-------- Available data --------
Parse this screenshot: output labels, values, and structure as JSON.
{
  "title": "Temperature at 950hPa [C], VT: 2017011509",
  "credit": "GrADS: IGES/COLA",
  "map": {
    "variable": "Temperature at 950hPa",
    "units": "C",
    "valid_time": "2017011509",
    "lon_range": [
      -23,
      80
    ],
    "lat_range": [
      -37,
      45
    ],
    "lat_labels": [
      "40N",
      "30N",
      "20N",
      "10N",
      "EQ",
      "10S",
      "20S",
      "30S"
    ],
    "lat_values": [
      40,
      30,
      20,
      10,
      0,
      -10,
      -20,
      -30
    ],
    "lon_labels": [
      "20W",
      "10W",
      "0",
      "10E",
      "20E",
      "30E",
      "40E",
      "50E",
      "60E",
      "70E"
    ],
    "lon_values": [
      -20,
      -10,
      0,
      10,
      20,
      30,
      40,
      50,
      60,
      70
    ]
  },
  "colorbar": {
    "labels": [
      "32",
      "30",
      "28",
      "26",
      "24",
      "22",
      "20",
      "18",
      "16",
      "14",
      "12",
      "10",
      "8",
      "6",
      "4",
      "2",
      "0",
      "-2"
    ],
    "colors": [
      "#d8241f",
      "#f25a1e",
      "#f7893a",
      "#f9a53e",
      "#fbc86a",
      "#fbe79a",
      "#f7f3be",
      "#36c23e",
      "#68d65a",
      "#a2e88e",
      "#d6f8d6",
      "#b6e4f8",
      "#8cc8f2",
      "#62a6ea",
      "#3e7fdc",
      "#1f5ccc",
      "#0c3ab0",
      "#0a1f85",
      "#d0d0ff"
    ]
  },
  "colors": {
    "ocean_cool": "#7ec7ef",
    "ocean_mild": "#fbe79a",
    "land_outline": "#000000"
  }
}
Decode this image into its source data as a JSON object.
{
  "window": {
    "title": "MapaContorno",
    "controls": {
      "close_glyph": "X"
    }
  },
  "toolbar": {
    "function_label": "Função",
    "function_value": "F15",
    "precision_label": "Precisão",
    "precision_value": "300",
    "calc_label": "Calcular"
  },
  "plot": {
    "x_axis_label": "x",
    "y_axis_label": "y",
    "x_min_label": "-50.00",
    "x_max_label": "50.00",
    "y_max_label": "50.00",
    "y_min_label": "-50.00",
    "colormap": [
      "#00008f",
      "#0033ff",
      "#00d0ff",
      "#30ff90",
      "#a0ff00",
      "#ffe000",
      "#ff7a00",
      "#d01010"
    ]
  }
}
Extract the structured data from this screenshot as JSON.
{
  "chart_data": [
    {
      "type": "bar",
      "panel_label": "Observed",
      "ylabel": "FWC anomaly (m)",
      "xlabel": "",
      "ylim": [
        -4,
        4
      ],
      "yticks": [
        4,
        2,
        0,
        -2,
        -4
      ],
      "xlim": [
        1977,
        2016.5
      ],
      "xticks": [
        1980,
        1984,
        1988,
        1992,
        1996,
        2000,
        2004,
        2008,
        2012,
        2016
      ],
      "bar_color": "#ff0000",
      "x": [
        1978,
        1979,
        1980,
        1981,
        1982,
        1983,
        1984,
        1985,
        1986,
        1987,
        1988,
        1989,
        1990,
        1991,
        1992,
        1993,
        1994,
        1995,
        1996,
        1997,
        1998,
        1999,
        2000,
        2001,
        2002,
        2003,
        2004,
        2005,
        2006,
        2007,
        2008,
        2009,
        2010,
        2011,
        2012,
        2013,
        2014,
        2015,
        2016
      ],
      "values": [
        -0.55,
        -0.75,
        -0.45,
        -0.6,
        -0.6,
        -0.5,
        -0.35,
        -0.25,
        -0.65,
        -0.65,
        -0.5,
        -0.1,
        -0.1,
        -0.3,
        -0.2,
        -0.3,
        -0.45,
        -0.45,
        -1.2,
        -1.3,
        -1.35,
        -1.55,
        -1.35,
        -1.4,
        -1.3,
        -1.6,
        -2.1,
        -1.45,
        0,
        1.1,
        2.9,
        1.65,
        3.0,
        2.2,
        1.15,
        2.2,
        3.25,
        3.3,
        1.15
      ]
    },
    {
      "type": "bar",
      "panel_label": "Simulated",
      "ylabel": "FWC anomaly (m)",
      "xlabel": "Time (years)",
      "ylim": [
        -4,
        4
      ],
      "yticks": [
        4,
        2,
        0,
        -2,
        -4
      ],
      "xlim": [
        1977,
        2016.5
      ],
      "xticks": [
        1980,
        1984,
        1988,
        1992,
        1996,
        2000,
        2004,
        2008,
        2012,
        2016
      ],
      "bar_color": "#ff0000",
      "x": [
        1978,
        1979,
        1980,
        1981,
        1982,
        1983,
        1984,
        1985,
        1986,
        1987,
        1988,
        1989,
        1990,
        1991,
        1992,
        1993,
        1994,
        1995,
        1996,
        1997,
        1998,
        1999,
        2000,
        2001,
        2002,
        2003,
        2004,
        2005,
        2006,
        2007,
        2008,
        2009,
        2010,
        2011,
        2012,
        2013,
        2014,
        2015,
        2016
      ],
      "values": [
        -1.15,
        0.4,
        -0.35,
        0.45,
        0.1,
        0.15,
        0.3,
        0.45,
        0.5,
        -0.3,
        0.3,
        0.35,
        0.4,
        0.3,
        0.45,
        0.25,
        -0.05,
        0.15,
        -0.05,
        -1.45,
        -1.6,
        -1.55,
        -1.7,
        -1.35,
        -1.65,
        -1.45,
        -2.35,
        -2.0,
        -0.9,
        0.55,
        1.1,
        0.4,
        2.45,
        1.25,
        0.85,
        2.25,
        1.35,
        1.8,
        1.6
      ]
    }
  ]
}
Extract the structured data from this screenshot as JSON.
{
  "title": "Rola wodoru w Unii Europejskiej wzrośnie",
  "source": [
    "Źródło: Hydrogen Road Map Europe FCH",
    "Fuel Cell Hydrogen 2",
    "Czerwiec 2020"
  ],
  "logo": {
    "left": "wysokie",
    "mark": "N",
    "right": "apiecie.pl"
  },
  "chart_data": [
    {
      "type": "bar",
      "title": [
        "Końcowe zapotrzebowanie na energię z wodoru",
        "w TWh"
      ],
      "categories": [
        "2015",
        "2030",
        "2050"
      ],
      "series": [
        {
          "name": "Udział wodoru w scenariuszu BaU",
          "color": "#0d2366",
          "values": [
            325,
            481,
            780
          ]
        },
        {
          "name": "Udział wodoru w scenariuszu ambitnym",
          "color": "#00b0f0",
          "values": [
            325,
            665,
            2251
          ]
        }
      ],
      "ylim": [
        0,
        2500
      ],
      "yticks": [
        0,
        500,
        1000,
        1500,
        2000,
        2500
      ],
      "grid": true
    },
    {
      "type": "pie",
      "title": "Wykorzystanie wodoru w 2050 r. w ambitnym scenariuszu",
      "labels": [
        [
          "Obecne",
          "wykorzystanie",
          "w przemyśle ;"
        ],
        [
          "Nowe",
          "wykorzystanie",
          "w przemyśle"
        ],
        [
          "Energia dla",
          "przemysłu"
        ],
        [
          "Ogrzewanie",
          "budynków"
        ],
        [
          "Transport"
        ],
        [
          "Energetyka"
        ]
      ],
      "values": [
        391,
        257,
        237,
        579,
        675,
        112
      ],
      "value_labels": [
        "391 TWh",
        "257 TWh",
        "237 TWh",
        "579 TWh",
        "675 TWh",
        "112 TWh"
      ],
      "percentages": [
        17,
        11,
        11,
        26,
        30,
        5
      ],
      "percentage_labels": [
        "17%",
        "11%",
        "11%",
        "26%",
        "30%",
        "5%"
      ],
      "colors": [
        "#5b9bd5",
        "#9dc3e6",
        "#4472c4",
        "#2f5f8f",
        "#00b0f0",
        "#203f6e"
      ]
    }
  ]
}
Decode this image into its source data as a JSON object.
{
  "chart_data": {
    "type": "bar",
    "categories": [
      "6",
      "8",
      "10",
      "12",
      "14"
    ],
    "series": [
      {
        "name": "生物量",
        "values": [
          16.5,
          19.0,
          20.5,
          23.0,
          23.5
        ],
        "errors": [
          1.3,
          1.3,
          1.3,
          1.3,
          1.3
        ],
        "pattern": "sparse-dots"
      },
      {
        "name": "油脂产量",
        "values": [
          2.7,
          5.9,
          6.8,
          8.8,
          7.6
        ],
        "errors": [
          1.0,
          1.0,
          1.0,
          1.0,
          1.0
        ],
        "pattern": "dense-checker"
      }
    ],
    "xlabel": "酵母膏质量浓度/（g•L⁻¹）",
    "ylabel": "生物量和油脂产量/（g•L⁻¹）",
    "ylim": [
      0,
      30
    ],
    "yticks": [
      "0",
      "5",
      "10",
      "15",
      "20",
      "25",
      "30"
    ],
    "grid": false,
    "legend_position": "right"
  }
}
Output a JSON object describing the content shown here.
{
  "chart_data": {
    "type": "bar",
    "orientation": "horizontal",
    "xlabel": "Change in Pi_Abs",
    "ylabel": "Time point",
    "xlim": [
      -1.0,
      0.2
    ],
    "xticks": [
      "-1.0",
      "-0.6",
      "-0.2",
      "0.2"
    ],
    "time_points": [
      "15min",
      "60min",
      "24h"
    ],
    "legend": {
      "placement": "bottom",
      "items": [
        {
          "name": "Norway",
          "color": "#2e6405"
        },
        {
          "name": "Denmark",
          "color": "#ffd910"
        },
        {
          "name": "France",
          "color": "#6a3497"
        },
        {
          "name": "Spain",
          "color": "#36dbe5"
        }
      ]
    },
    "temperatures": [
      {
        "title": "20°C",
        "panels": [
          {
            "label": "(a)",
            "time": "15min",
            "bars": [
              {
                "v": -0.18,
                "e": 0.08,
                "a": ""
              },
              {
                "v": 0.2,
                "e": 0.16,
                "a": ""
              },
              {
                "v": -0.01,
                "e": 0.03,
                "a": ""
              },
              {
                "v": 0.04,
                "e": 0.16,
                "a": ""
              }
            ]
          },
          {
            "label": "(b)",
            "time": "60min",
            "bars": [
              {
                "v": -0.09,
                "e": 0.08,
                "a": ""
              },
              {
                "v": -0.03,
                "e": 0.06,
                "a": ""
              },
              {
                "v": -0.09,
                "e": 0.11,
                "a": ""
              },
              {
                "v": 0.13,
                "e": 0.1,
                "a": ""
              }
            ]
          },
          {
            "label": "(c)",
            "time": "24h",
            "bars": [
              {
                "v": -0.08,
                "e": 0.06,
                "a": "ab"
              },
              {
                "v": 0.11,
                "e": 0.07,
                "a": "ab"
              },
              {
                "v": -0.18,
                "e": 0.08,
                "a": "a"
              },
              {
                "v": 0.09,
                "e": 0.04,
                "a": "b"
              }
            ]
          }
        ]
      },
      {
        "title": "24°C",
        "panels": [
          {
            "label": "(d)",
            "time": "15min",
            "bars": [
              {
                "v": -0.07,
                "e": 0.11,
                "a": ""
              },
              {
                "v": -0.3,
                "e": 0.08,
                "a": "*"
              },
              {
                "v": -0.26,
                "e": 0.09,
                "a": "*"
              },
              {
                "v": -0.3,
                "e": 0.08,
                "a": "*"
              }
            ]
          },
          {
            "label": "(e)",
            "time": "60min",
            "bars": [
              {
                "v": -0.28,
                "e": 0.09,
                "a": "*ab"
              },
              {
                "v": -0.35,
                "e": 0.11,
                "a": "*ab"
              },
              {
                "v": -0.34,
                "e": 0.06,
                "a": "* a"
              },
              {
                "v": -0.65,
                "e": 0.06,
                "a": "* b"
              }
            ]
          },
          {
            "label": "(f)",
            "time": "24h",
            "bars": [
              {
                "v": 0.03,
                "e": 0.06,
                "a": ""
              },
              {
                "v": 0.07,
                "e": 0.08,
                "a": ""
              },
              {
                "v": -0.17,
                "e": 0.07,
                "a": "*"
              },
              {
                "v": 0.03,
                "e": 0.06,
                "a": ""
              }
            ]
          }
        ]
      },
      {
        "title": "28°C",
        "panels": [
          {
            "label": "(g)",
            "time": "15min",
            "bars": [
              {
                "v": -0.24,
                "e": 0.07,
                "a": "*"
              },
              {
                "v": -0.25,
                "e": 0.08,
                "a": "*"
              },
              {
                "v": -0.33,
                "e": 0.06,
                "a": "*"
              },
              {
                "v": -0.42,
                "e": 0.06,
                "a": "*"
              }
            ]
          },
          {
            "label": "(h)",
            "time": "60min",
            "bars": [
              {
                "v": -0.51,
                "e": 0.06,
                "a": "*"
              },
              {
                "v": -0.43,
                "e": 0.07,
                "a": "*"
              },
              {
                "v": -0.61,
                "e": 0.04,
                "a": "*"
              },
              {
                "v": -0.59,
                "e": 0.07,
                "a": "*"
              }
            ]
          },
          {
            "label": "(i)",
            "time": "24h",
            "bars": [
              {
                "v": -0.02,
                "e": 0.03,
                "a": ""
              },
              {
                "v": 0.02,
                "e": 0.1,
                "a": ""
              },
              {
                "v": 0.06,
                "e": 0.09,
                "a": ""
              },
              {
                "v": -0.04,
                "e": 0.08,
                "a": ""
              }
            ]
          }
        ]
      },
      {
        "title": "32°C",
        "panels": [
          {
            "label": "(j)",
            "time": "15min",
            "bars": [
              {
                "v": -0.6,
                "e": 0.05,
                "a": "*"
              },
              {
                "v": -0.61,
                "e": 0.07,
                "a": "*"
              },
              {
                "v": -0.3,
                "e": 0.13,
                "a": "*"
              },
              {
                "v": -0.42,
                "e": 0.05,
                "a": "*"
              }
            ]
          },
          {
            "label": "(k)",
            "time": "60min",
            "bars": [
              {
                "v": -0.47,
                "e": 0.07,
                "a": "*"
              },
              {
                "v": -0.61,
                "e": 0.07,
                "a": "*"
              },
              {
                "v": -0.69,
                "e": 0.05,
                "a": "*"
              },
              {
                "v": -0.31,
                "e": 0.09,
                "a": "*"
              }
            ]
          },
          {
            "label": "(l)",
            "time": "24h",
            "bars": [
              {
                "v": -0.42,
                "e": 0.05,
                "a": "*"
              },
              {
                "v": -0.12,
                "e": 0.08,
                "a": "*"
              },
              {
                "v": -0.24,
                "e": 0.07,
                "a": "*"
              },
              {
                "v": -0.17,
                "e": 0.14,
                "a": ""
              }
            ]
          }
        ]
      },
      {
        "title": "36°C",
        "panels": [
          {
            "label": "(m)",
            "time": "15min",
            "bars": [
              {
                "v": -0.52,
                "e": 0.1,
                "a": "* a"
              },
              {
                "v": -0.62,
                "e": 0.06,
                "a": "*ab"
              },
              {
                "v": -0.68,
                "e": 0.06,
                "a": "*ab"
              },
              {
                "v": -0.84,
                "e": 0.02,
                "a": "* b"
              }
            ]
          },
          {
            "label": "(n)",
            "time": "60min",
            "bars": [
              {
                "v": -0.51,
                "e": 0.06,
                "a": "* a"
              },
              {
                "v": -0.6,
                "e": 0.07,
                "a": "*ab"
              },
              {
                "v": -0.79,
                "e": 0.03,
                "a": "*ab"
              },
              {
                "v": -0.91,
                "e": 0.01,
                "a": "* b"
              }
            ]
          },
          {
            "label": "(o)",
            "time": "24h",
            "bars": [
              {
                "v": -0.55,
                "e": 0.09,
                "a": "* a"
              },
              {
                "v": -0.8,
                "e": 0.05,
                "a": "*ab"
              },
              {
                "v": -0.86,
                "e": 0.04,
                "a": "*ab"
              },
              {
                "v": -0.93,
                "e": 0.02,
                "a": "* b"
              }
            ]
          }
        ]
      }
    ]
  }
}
--------
What is expected — From the data above, copy each line that has the string "Hydrogen".

The result —
    "Źródło: Hydrogen Road Map Europe FCH",
    "Fuel Cell Hydrogen 2",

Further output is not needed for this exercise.